─── RECORDS

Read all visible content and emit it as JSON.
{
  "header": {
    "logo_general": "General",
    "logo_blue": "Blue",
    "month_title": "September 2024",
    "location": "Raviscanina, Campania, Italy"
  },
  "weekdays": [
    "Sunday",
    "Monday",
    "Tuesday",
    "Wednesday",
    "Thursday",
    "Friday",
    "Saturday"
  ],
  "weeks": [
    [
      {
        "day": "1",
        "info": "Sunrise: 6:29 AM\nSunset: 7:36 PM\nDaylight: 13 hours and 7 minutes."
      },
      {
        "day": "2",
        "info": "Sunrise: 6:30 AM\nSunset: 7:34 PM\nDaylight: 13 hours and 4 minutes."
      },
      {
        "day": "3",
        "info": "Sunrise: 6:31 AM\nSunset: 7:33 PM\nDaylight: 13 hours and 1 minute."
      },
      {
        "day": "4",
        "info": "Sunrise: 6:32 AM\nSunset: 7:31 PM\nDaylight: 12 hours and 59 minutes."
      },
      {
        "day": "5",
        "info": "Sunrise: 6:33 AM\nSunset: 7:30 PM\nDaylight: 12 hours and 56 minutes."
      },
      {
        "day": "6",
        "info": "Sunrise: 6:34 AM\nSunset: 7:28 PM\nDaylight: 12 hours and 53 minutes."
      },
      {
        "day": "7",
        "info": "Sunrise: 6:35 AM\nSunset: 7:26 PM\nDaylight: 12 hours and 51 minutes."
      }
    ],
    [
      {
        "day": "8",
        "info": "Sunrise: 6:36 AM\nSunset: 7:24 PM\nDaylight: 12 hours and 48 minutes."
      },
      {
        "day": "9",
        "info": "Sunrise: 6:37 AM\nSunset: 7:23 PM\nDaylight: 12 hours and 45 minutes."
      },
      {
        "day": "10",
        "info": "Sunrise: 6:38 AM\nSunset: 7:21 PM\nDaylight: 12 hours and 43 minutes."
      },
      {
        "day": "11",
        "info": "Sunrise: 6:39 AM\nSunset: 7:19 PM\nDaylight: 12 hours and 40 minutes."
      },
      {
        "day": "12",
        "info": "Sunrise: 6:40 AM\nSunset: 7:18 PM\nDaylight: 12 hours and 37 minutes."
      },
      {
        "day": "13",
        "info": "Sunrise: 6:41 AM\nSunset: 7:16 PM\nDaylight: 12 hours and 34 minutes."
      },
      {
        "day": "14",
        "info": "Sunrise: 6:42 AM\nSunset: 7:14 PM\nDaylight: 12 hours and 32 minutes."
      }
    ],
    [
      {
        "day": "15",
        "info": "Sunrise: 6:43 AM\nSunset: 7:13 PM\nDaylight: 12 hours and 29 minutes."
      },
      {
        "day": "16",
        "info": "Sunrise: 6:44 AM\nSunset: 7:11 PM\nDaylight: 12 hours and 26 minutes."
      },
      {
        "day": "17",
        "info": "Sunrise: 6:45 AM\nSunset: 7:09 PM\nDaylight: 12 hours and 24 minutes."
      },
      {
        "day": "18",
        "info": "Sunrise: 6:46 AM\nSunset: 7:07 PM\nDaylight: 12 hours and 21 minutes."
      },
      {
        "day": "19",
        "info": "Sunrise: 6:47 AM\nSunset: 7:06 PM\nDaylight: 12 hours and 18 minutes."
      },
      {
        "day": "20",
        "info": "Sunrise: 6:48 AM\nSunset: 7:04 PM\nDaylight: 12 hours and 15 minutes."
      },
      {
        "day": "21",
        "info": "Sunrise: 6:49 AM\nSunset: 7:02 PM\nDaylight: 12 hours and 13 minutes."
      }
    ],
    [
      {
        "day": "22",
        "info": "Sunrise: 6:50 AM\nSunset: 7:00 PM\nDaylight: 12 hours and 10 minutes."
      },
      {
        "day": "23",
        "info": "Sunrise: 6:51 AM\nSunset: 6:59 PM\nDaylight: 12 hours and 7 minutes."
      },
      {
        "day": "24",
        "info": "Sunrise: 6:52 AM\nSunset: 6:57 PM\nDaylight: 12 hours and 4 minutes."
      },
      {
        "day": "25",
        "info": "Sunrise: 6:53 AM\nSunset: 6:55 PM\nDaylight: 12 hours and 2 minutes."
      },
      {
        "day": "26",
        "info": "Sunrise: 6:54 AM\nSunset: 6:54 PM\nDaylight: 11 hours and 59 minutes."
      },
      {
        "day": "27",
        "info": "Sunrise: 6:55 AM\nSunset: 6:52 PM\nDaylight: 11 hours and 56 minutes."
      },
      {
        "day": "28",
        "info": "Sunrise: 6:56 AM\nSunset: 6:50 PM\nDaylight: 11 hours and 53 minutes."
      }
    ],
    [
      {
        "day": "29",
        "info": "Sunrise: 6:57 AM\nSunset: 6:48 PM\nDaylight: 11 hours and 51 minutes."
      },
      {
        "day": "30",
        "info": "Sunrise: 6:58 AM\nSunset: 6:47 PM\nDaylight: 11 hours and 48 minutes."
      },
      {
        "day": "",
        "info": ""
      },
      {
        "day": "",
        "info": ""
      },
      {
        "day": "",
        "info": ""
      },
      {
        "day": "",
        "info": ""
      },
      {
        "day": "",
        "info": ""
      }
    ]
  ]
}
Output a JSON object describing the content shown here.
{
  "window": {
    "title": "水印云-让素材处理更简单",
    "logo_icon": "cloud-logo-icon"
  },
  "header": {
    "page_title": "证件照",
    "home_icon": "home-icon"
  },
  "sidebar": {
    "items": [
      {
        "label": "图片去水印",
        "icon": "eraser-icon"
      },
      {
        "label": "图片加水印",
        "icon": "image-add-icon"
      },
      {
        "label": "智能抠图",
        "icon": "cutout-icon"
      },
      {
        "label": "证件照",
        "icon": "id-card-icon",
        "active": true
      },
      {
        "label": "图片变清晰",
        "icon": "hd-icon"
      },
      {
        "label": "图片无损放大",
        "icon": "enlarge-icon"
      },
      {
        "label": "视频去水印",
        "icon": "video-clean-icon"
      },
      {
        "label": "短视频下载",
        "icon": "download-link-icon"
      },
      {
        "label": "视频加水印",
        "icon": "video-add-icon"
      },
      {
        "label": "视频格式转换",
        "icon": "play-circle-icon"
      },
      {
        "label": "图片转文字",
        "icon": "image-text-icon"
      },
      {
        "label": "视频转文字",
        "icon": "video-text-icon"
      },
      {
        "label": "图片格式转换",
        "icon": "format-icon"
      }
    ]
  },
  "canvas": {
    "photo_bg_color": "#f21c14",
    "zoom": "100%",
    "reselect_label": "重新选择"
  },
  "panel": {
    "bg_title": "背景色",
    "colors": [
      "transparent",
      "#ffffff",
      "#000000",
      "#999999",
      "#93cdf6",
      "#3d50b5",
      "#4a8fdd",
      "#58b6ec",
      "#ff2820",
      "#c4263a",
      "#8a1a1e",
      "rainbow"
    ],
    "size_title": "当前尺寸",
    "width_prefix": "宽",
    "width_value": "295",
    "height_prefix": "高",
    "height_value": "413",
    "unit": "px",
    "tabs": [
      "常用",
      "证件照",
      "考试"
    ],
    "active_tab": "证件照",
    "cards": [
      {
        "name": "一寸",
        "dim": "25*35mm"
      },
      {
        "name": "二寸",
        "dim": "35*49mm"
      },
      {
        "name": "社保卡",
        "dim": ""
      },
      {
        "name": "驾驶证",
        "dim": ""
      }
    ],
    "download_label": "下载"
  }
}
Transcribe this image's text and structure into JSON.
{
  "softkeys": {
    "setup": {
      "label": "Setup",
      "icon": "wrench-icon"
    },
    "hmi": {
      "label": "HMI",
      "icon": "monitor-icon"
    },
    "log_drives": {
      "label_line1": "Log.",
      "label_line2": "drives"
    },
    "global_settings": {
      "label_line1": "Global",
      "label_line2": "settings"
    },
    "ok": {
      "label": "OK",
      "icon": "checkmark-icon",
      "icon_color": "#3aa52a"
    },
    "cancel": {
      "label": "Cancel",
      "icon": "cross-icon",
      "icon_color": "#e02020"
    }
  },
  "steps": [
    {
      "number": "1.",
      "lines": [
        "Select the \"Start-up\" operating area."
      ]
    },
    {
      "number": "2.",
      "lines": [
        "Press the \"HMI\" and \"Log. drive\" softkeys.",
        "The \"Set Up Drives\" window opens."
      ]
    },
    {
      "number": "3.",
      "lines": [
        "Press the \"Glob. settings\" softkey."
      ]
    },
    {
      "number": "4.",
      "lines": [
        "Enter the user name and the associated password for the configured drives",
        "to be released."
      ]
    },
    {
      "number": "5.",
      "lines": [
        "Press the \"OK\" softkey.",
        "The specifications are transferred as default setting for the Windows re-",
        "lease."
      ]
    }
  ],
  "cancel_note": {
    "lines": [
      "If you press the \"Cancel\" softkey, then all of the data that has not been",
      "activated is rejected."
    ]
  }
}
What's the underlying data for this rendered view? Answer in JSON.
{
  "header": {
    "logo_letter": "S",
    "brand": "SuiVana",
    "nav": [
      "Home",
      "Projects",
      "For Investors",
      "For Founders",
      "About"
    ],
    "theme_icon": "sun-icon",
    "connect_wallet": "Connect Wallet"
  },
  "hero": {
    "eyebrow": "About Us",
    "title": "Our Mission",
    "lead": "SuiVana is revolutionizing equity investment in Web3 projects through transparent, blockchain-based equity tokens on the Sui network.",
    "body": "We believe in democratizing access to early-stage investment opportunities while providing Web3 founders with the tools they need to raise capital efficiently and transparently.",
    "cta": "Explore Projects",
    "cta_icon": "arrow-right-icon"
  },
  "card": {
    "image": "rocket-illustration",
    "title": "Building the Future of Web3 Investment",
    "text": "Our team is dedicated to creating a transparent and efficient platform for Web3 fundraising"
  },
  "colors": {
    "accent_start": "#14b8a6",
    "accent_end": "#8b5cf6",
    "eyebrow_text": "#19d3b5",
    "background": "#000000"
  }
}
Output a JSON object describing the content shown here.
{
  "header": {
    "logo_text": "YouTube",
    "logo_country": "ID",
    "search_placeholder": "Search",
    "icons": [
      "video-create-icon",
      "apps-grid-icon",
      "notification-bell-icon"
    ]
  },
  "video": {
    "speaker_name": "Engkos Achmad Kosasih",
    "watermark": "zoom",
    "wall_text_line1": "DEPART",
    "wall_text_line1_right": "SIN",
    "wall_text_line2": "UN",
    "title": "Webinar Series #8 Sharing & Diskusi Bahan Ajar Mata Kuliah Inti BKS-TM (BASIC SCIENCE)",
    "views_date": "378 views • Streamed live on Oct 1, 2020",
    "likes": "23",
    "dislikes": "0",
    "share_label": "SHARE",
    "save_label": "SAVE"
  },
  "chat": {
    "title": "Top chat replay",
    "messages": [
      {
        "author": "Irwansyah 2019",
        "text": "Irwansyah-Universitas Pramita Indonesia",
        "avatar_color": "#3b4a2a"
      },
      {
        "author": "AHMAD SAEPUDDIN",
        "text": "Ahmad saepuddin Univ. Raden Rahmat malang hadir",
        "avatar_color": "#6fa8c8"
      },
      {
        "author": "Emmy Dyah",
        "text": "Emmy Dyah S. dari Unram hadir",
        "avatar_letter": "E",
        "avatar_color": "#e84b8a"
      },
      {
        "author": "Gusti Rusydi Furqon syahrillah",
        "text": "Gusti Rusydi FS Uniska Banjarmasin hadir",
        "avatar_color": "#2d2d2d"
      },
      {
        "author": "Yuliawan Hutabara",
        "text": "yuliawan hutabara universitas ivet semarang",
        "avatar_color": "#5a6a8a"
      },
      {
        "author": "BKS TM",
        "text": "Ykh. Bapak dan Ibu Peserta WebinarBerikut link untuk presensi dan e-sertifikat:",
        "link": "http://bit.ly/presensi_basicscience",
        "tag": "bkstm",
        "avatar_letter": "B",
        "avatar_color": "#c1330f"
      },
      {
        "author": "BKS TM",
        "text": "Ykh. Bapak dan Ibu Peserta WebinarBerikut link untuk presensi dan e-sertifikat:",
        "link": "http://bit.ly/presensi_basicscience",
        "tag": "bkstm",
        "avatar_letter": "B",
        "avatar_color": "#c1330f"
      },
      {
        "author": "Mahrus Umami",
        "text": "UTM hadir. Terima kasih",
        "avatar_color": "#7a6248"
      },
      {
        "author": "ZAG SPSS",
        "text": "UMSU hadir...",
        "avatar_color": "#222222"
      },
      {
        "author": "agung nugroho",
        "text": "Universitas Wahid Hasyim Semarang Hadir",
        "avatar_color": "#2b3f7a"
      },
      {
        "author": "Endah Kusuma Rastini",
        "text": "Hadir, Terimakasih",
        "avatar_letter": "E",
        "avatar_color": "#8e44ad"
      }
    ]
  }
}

──────

AIM — Find each line holding the word "number" and copy it.

WRITTEN ANSWER —
      "number": "1.",
      "number": "2.",
      "number": "3.",
      "number": "4.",
      "number": "5.",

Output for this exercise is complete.